Take every line from the listing below that includes "所处行业开始衰退" and copy it.
========================================================================
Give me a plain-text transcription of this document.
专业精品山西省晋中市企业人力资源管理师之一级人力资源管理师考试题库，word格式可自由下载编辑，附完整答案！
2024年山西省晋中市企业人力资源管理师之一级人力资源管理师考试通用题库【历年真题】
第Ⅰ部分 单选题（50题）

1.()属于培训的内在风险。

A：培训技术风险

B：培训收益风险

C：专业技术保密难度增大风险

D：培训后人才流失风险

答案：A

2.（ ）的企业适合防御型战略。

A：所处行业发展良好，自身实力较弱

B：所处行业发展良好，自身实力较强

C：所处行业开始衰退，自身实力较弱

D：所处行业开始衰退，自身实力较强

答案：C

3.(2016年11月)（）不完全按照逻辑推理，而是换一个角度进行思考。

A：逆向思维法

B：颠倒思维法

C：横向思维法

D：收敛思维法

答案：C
========================================================================
Answer to the task:
C：所处行业开始衰退，自身实力较弱
D：所处行业开始衰退，自身实力较强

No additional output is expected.